• [STATED PROBLEM]: Copy the data word for word, keeping every line.

• [INPUT FOR THIS TASK]:
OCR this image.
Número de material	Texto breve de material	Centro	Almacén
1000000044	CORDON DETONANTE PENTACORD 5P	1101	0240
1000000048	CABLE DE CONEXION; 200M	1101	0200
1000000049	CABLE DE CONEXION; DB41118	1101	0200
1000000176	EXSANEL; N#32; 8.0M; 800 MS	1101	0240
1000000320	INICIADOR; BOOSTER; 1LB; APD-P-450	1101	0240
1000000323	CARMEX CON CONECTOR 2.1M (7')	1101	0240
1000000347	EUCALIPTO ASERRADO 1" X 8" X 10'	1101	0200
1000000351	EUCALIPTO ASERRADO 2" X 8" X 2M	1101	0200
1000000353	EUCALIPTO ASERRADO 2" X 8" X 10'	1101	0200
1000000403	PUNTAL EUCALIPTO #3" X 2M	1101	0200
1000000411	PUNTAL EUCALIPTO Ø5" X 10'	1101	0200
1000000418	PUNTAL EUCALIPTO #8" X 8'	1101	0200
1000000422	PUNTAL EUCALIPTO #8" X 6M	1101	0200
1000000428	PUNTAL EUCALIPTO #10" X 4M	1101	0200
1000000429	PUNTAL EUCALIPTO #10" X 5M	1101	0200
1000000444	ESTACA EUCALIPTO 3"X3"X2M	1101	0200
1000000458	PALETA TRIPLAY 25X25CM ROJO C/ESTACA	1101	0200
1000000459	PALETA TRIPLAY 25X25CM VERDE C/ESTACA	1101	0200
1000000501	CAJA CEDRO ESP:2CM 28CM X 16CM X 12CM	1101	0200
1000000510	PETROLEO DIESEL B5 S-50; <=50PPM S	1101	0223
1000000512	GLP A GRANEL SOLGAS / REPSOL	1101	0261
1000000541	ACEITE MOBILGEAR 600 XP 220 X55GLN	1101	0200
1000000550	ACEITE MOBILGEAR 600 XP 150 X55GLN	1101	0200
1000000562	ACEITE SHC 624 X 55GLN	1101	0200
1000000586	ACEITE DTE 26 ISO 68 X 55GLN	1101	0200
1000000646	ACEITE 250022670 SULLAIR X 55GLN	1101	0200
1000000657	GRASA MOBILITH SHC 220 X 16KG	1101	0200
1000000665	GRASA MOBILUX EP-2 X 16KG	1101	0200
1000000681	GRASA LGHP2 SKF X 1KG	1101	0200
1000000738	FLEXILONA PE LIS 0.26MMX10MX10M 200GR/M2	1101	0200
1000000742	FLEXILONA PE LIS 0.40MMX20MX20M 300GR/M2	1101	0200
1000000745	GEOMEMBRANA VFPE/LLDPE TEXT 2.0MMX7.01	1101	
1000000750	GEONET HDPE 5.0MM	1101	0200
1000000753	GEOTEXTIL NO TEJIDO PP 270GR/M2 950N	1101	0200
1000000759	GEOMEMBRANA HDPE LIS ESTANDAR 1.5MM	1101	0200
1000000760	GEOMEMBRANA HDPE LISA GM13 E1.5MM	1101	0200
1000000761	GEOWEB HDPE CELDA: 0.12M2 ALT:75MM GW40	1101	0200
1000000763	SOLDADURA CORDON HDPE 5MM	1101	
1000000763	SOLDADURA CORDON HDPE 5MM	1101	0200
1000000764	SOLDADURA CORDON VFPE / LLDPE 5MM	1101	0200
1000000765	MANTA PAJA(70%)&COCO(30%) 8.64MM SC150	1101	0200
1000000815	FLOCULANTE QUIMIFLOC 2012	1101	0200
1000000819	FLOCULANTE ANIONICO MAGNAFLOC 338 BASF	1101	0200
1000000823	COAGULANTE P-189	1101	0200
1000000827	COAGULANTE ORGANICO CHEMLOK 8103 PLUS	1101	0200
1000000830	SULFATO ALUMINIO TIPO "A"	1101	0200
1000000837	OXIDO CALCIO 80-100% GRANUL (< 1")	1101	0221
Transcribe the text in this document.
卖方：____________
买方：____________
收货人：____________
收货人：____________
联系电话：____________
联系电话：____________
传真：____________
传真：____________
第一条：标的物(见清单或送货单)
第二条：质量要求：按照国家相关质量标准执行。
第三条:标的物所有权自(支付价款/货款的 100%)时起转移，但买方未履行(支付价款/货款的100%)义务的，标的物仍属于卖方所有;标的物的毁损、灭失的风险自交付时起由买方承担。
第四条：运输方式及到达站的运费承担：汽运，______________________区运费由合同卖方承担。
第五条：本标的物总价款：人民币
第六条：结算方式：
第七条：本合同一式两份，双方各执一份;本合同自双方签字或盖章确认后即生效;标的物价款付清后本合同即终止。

• [OUTPUT OF THE TASK]:
OCR this image.
Número de material	Texto breve de material	Centro	Almacén
1000000044	CORDON DETONANTE PENTACORD 5P	1101	0240
1000000048	CABLE DE CONEXION; 200M	1101	0200
1000000049	CABLE DE CONEXION; DB41118	1101	0200
1000000176	EXSANEL; N#32; 8.0M; 800 MS	1101	0240
1000000320	INICIADOR; BOOSTER; 1LB; APD-P-450	1101	0240
1000000323	CARMEX CON CONECTOR 2.1M (7')	1101	0240
1000000347	EUCALIPTO ASERRADO 1" X 8" X 10'	1101	0200
1000000351	EUCALIPTO ASERRADO 2" X 8" X 2M	1101	0200
1000000353	EUCALIPTO ASERRADO 2" X 8" X 10'	1101	0200
1000000403	PUNTAL EUCALIPTO #3" X 2M	1101	0200
1000000411	PUNTAL EUCALIPTO Ø5" X 10'	1101	0200
1000000418	PUNTAL EUCALIPTO #8" X 8'	1101	0200
1000000422	PUNTAL EUCALIPTO #8" X 6M	1101	0200
1000000428	PUNTAL EUCALIPTO #10" X 4M	1101	0200
1000000429	PUNTAL EUCALIPTO #10" X 5M	1101	0200
1000000444	ESTACA EUCALIPTO 3"X3"X2M	1101	0200
1000000458	PALETA TRIPLAY 25X25CM ROJO C/ESTACA	1101	0200
1000000459	PALETA TRIPLAY 25X25CM VERDE C/ESTACA	1101	0200
1000000501	CAJA CEDRO ESP:2CM 28CM X 16CM X 12CM	1101	0200
1000000510	PETROLEO DIESEL B5 S-50; <=50PPM S	1101	0223
1000000512	GLP A GRANEL SOLGAS / REPSOL	1101	0261
1000000541	ACEITE MOBILGEAR 600 XP 220 X55GLN	1101	0200
1000000550	ACEITE MOBILGEAR 600 XP 150 X55GLN	1101	0200
1000000562	ACEITE SHC 624 X 55GLN	1101	0200
1000000586	ACEITE DTE 26 ISO 68 X 55GLN	1101	0200
1000000646	ACEITE 250022670 SULLAIR X 55GLN	1101	0200
1000000657	GRASA MOBILITH SHC 220 X 16KG	1101	0200
1000000665	GRASA MOBILUX EP-2 X 16KG	1101	0200
1000000681	GRASA LGHP2 SKF X 1KG	1101	0200
1000000738	FLEXILONA PE LIS 0.26MMX10MX10M 200GR/M2	1101	0200
1000000742	FLEXILONA PE LIS 0.40MMX20MX20M 300GR/M2	1101	0200
1000000745	GEOMEMBRANA VFPE/LLDPE TEXT 2.0MMX7.01	1101	
1000000750	GEONET HDPE 5.0MM	1101	0200
1000000753	GEOTEXTIL NO TEJIDO PP 270GR/M2 950N	1101	0200
1000000759	GEOMEMBRANA HDPE LIS ESTANDAR 1.5MM	1101	0200
1000000760	GEOMEMBRANA HDPE LISA GM13 E1.5MM	1101	0200
1000000761	GEOWEB HDPE CELDA: 0.12M2 ALT:75MM GW40	1101	0200
1000000763	SOLDADURA CORDON HDPE 5MM	1101	
1000000763	SOLDADURA CORDON HDPE 5MM	1101	0200
1000000764	SOLDADURA CORDON VFPE / LLDPE 5MM	1101	0200
1000000765	MANTA PAJA(70%)&COCO(30%) 8.64MM SC150	1101	0200
1000000815	FLOCULANTE QUIMIFLOC 2012	1101	0200
1000000819	FLOCULANTE ANIONICO MAGNAFLOC 338 BASF	1101	0200
1000000823	COAGULANTE P-189	1101	0200
1000000827	COAGULANTE ORGANICO CHEMLOK 8103 PLUS	1101	0200
1000000830	SULFATO ALUMINIO TIPO "A"	1101	0200
1000000837	OXIDO CALCIO 80-100% GRANUL (< 1")	1101	0221
Transcribe the text in this document.
卖方：____________
买方：____________
收货人：____________
收货人：____________
联系电话：____________
联系电话：____________
传真：____________
传真：____________
第一条：标的物(见清单或送货单)
第二条：质量要求：按照国家相关质量标准执行。
第三条:标的物所有权自(支付价款/货款的 100%)时起转移，但买方未履行(支付价款/货款的100%)义务的，标的物仍属于卖方所有;标的物的毁损、灭失的风险自交付时起由买方承担。
第四条：运输方式及到达站的运费承担：汽运，______________________区运费由合同卖方承担。
第五条：本标的物总价款：人民币
第六条：结算方式：
第七条：本合同一式两份，双方各执一份;本合同自双方签字或盖章确认后即生效;标的物价款付清后本合同即终止。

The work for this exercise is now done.